> Stored records
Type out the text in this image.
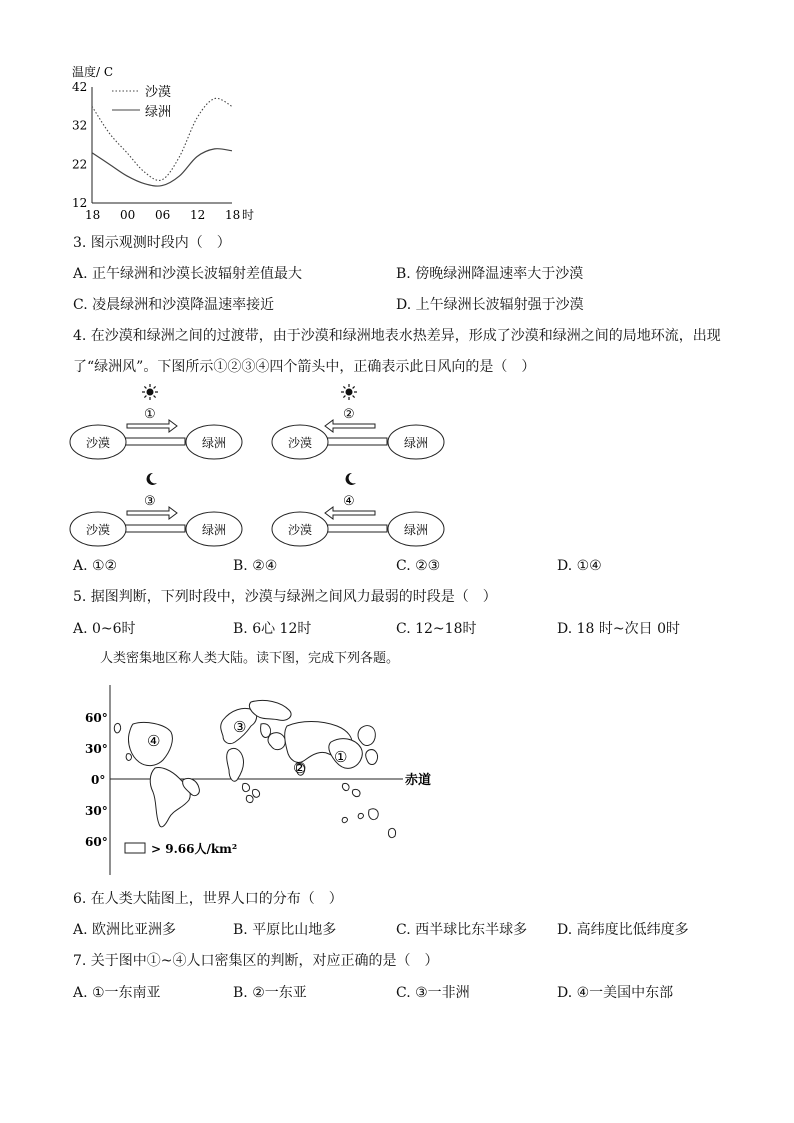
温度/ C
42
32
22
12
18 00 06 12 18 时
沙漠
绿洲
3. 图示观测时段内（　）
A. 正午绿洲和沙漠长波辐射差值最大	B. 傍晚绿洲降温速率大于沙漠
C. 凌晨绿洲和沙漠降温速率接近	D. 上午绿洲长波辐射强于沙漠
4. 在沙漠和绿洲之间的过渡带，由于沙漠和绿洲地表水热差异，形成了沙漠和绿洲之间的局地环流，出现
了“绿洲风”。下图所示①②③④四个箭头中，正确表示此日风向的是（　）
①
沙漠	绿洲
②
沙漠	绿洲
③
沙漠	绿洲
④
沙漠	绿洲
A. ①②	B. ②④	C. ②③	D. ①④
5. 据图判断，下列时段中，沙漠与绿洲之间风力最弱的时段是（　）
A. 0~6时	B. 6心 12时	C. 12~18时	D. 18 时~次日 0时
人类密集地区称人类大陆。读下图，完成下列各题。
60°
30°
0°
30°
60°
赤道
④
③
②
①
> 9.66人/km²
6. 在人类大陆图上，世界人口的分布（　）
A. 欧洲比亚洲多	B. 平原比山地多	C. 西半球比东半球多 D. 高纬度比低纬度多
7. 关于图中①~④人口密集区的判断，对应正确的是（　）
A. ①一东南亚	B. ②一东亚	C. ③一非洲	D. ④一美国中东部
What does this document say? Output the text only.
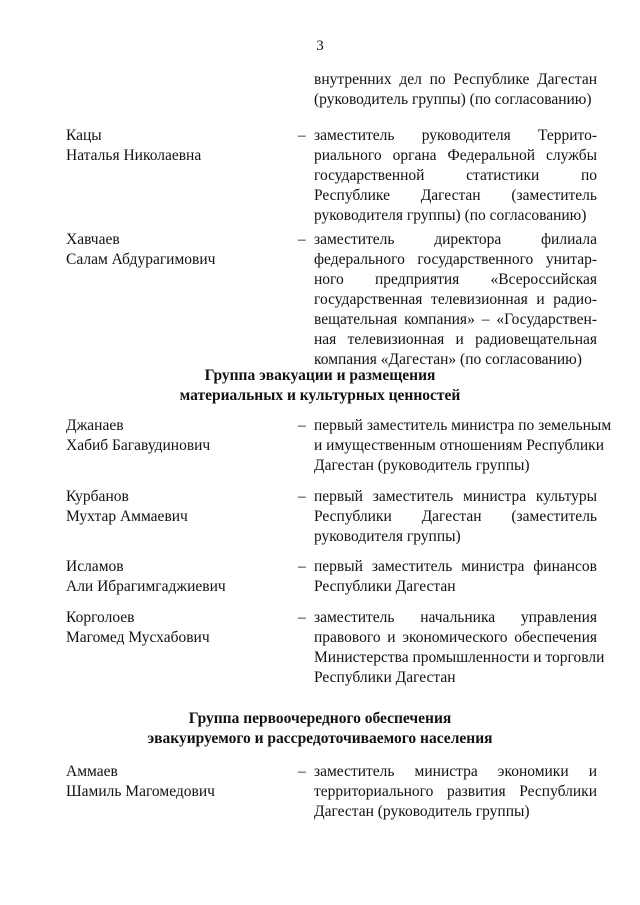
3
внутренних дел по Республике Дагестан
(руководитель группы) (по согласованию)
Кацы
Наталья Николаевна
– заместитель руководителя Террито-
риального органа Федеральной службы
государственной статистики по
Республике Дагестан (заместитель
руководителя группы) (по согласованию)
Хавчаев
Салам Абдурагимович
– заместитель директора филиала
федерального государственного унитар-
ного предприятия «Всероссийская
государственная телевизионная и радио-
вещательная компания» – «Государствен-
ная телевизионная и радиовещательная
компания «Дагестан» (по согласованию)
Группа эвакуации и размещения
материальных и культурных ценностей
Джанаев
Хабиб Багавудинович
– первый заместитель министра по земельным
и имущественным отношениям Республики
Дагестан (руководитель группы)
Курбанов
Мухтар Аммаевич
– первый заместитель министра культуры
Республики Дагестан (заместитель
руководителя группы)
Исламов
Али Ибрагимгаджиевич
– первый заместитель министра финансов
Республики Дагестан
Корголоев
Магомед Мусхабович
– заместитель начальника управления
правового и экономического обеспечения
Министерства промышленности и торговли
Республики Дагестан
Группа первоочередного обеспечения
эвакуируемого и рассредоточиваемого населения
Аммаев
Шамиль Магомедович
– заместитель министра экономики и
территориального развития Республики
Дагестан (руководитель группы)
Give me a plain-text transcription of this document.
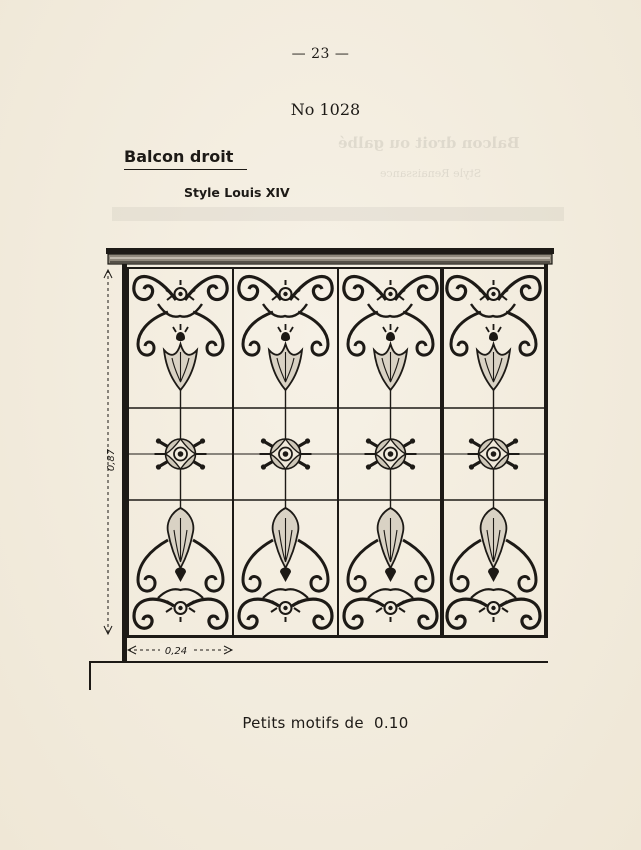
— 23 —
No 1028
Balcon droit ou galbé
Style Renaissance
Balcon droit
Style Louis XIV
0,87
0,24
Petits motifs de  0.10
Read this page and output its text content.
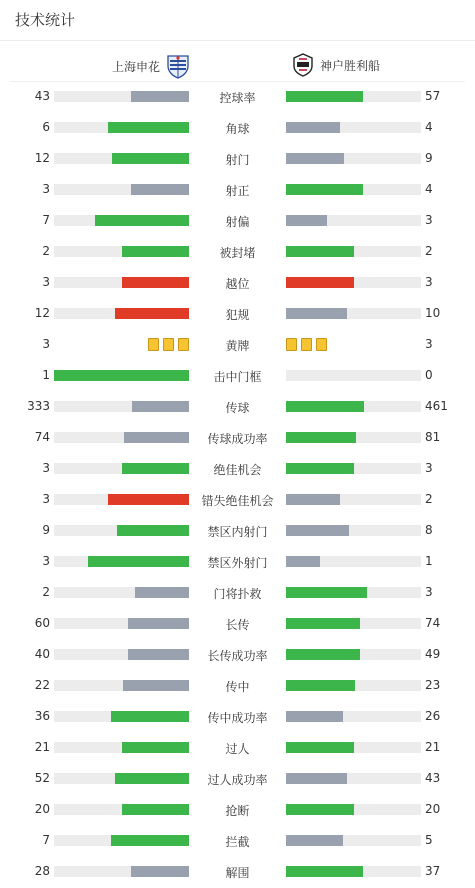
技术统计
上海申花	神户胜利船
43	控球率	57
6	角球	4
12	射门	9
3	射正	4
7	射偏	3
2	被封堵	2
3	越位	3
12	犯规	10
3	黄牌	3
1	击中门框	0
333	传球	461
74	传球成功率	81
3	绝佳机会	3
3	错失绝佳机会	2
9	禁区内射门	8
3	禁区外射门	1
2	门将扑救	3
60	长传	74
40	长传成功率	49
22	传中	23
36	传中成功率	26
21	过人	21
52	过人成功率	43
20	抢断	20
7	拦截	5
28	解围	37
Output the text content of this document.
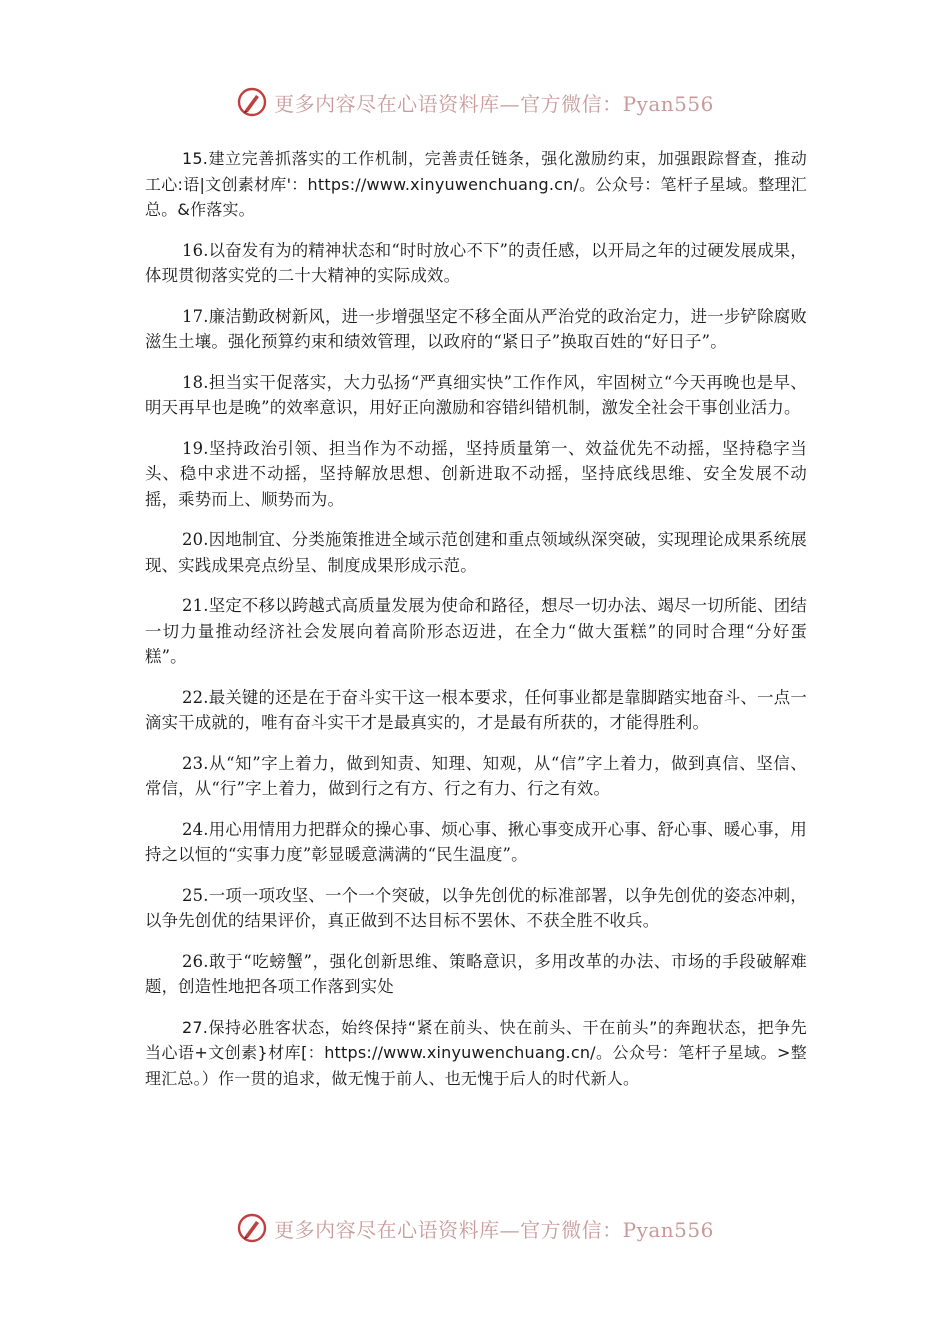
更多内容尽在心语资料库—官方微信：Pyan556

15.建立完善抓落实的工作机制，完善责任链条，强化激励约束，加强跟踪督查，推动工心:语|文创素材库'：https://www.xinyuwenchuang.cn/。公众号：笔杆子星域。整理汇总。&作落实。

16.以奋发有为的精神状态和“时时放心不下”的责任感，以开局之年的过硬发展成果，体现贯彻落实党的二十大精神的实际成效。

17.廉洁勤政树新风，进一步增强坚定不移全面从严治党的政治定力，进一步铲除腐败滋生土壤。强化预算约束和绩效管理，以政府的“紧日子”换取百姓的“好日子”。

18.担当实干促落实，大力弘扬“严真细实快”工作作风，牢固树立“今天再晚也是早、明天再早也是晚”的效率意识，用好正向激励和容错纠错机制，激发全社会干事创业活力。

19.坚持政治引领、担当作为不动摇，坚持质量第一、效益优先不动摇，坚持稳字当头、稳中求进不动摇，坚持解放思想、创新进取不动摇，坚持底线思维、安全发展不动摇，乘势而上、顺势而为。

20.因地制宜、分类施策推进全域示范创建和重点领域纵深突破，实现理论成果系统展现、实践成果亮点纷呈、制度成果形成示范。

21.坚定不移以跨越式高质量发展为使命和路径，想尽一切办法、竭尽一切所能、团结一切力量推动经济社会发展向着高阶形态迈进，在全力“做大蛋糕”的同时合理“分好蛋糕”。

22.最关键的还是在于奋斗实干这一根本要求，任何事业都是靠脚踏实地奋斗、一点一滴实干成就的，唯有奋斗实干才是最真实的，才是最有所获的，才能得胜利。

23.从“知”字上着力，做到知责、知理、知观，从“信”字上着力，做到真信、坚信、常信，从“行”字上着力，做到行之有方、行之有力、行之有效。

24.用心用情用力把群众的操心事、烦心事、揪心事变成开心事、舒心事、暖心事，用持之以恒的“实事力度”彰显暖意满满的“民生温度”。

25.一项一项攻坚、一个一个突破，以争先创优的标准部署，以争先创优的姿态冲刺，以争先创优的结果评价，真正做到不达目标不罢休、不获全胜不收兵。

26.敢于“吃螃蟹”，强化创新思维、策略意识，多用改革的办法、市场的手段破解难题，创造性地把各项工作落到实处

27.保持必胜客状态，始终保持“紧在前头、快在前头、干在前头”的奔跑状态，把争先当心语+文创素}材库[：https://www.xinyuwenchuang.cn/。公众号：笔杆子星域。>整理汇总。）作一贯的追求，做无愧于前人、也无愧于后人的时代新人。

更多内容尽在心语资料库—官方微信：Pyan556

> Exercise requirements
Skip the images and write out the rest of the listing exactly.

> Worked solution
Type out the text in this image.
温度/ C
42
32
22
12
18 00 06 12 18 时
沙漠
绿洲
3. 图示观测时段内（　）
A. 正午绿洲和沙漠长波辐射差值最大	B. 傍晚绿洲降温速率大于沙漠
C. 凌晨绿洲和沙漠降温速率接近	D. 上午绿洲长波辐射强于沙漠
4. 在沙漠和绿洲之间的过渡带，由于沙漠和绿洲地表水热差异，形成了沙漠和绿洲之间的局地环流，出现
了“绿洲风”。下图所示①②③④四个箭头中，正确表示此日风向的是（　）
①
沙漠	绿洲
②
沙漠	绿洲
③
沙漠	绿洲
④
沙漠	绿洲
A. ①②	B. ②④	C. ②③	D. ①④
5. 据图判断，下列时段中，沙漠与绿洲之间风力最弱的时段是（　）
A. 0~6时	B. 6心 12时	C. 12~18时	D. 18 时~次日 0时
人类密集地区称人类大陆。读下图，完成下列各题。
60°
30°
0°
30°
60°
赤道
④
③
②
①
> 9.66人/km²
6. 在人类大陆图上，世界人口的分布（　）
A. 欧洲比亚洲多	B. 平原比山地多	C. 西半球比东半球多 D. 高纬度比低纬度多
7. 关于图中①~④人口密集区的判断，对应正确的是（　）
A. ①一东南亚	B. ②一东亚	C. ③一非洲	D. ④一美国中东部
What does this document say? Output the text only.
3
внутренних дел по Республике Дагестан
(руководитель группы) (по согласованию)
Кацы
Наталья Николаевна
– заместитель руководителя Террито-
риального органа Федеральной службы
государственной статистики по
Республике Дагестан (заместитель
руководителя группы) (по согласованию)
Хавчаев
Салам Абдурагимович
– заместитель директора филиала
федерального государственного унитар-
ного предприятия «Всероссийская
государственная телевизионная и радио-
вещательная компания» – «Государствен-
ная телевизионная и радиовещательная
компания «Дагестан» (по согласованию)
Группа эвакуации и размещения
материальных и культурных ценностей
Джанаев
Хабиб Багавудинович
– первый заместитель министра по земельным
и имущественным отношениям Республики
Дагестан (руководитель группы)
Курбанов
Мухтар Аммаевич
– первый заместитель министра культуры
Республики Дагестан (заместитель
руководителя группы)
Исламов
Али Ибрагимгаджиевич
– первый заместитель министра финансов
Республики Дагестан
Корголоев
Магомед Мусхабович
– заместитель начальника управления
правового и экономического обеспечения
Министерства промышленности и торговли
Республики Дагестан
Группа первоочередного обеспечения
эвакуируемого и рассредоточиваемого населения
Аммаев
Шамиль Магомедович
– заместитель министра экономики и
территориального развития Республики
Дагестан (руководитель группы)
Give me a plain-text transcription of this document.
— 23 —
No 1028
Balcon droit ou galbé
Style Renaissance
Balcon droit
Style Louis XIV
0,87
0,24
Petits motifs de  0.10
Read this page and output its text content.
技术统计
上海申花	神户胜利船
43	控球率	57
6	角球	4
12	射门	9
3	射正	4
7	射偏	3
2	被封堵	2
3	越位	3
12	犯规	10
3	黄牌	3
1	击中门框	0
333	传球	461
74	传球成功率	81
3	绝佳机会	3
3	错失绝佳机会	2
9	禁区内射门	8
3	禁区外射门	1
2	门将扑救	3
60	长传	74
40	长传成功率	49
22	传中	23
36	传中成功率	26
21	过人	21
52	过人成功率	43
20	抢断	20
7	拦截	5
28	解围	37
Output the text content of this document.
更多内容尽在心语资料库—官方微信：Pyan556

15.建立完善抓落实的工作机制，完善责任链条，强化激励约束，加强跟踪督查，推动工心:语|文创素材库'：https://www.xinyuwenchuang.cn/。公众号：笔杆子星域。整理汇总。&作落实。

16.以奋发有为的精神状态和“时时放心不下”的责任感，以开局之年的过硬发展成果，体现贯彻落实党的二十大精神的实际成效。

17.廉洁勤政树新风，进一步增强坚定不移全面从严治党的政治定力，进一步铲除腐败滋生土壤。强化预算约束和绩效管理，以政府的“紧日子”换取百姓的“好日子”。

18.担当实干促落实，大力弘扬“严真细实快”工作作风，牢固树立“今天再晚也是早、明天再早也是晚”的效率意识，用好正向激励和容错纠错机制，激发全社会干事创业活力。

19.坚持政治引领、担当作为不动摇，坚持质量第一、效益优先不动摇，坚持稳字当头、稳中求进不动摇，坚持解放思想、创新进取不动摇，坚持底线思维、安全发展不动摇，乘势而上、顺势而为。

20.因地制宜、分类施策推进全域示范创建和重点领域纵深突破，实现理论成果系统展现、实践成果亮点纷呈、制度成果形成示范。

21.坚定不移以跨越式高质量发展为使命和路径，想尽一切办法、竭尽一切所能、团结一切力量推动经济社会发展向着高阶形态迈进，在全力“做大蛋糕”的同时合理“分好蛋糕”。

22.最关键的还是在于奋斗实干这一根本要求，任何事业都是靠脚踏实地奋斗、一点一滴实干成就的，唯有奋斗实干才是最真实的，才是最有所获的，才能得胜利。

23.从“知”字上着力，做到知责、知理、知观，从“信”字上着力，做到真信、坚信、常信，从“行”字上着力，做到行之有方、行之有力、行之有效。

24.用心用情用力把群众的操心事、烦心事、揪心事变成开心事、舒心事、暖心事，用持之以恒的“实事力度”彰显暖意满满的“民生温度”。

25.一项一项攻坚、一个一个突破，以争先创优的标准部署，以争先创优的姿态冲刺，以争先创优的结果评价，真正做到不达目标不罢休、不获全胜不收兵。

26.敢于“吃螃蟹”，强化创新思维、策略意识，多用改革的办法、市场的手段破解难题，创造性地把各项工作落到实处

27.保持必胜客状态，始终保持“紧在前头、快在前头、干在前头”的奔跑状态，把争先当心语+文创素}材库[：https://www.xinyuwenchuang.cn/。公众号：笔杆子星域。>整理汇总。）作一贯的追求，做无愧于前人、也无愧于后人的时代新人。

更多内容尽在心语资料库—官方微信：Pyan556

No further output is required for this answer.